╭─ Data extract
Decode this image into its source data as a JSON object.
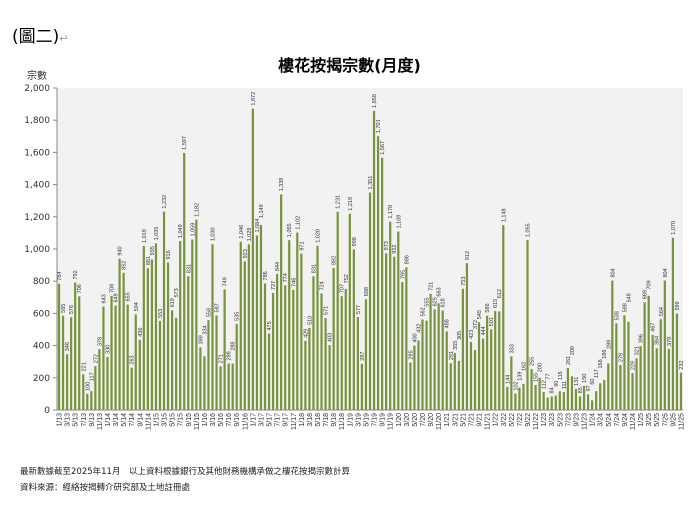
{
  "figure_label": "(圖二)",
  "footnotes": [
    "最新數據截至2025年11月　以上資料根據銀行及其他財務機構承做之樓花按揭宗數計算",
    "資料來源：經絡按揭轉介研究部及土地註冊處"
  ],
  "chart_data": {
    "type": "bar",
    "title": "樓花按揭宗數(月度)",
    "ylabel": "宗數",
    "xlabel": "",
    "ylim": [
      0,
      2000
    ],
    "yticks": [
      "0",
      "200",
      "400",
      "600",
      "800",
      "1,000",
      "1,200",
      "1,400",
      "1,600",
      "1,800",
      "2,000"
    ],
    "grid": false,
    "color": "#77933c",
    "start": "1/13",
    "end": "11/25",
    "values": [
      784,
      585,
      346,
      576,
      792,
      706,
      221,
      100,
      117,
      272,
      378,
      643,
      330,
      708,
      649,
      940,
      852,
      655,
      263,
      594,
      436,
      1019,
      881,
      935,
      1035,
      553,
      1232,
      916,
      619,
      573,
      1049,
      1597,
      831,
      1059,
      1182,
      389,
      334,
      558,
      1030,
      587,
      271,
      749,
      289,
      288,
      535,
      1046,
      923,
      1029,
      1872,
      1084,
      1149,
      786,
      475,
      727,
      844,
      1339,
      774,
      1055,
      746,
      1102,
      971,
      429,
      510,
      831,
      1020,
      724,
      571,
      403,
      882,
      1231,
      707,
      752,
      1219,
      998,
      577,
      287,
      688,
      1351,
      1858,
      1701,
      1567,
      973,
      1170,
      952,
      1109,
      795,
      886,
      295,
      400,
      432,
      562,
      555,
      721,
      625,
      663,
      618,
      488,
      291,
      355,
      305,
      753,
      912,
      423,
      372,
      545,
      444,
      586,
      501,
      615,
      612,
      1148,
      144,
      333,
      102,
      139,
      162,
      1055,
      255,
      155,
      200,
      112,
      77,
      84,
      90,
      116,
      111,
      261,
      209,
      131,
      85,
      150,
      97,
      60,
      117,
      166,
      186,
      289,
      804,
      538,
      279,
      588,
      548,
      229,
      321,
      396,
      669,
      709,
      467,
      384,
      564,
      804,
      379,
      1070,
      599,
      232
    ]
  }
}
╰─
◆ **Your goal**:
Exclude the pictures. Write out the remaining data exactly.

◆ **Answer to this task**:
Decode this image into its source data as a JSON object.
{
  "figure_label": "(圖二)",
  "footnotes": [
    "最新數據截至2025年11月　以上資料根據銀行及其他財務機構承做之樓花按揭宗數計算",
    "資料來源：經絡按揭轉介研究部及土地註冊處"
  ],
  "chart_data": {
    "type": "bar",
    "title": "樓花按揭宗數(月度)",
    "ylabel": "宗數",
    "xlabel": "",
    "ylim": [
      0,
      2000
    ],
    "yticks": [
      "0",
      "200",
      "400",
      "600",
      "800",
      "1,000",
      "1,200",
      "1,400",
      "1,600",
      "1,800",
      "2,000"
    ],
    "grid": false,
    "color": "#77933c",
    "start": "1/13",
    "end": "11/25",
    "values": [
      784,
      585,
      346,
      576,
      792,
      706,
      221,
      100,
      117,
      272,
      378,
      643,
      330,
      708,
      649,
      940,
      852,
      655,
      263,
      594,
      436,
      1019,
      881,
      935,
      1035,
      553,
      1232,
      916,
      619,
      573,
      1049,
      1597,
      831,
      1059,
      1182,
      389,
      334,
      558,
      1030,
      587,
      271,
      749,
      289,
      288,
      535,
      1046,
      923,
      1029,
      1872,
      1084,
      1149,
      786,
      475,
      727,
      844,
      1339,
      774,
      1055,
      746,
      1102,
      971,
      429,
      510,
      831,
      1020,
      724,
      571,
      403,
      882,
      1231,
      707,
      752,
      1219,
      998,
      577,
      287,
      688,
      1351,
      1858,
      1701,
      1567,
      973,
      1170,
      952,
      1109,
      795,
      886,
      295,
      400,
      432,
      562,
      555,
      721,
      625,
      663,
      618,
      488,
      291,
      355,
      305,
      753,
      912,
      423,
      372,
      545,
      444,
      586,
      501,
      615,
      612,
      1148,
      144,
      333,
      102,
      139,
      162,
      1055,
      255,
      155,
      200,
      112,
      77,
      84,
      90,
      116,
      111,
      261,
      209,
      131,
      85,
      150,
      97,
      60,
      117,
      166,
      186,
      289,
      804,
      538,
      279,
      588,
      548,
      229,
      321,
      396,
      669,
      709,
      467,
      384,
      564,
      804,
      379,
      1070,
      599,
      232
    ]
  }
}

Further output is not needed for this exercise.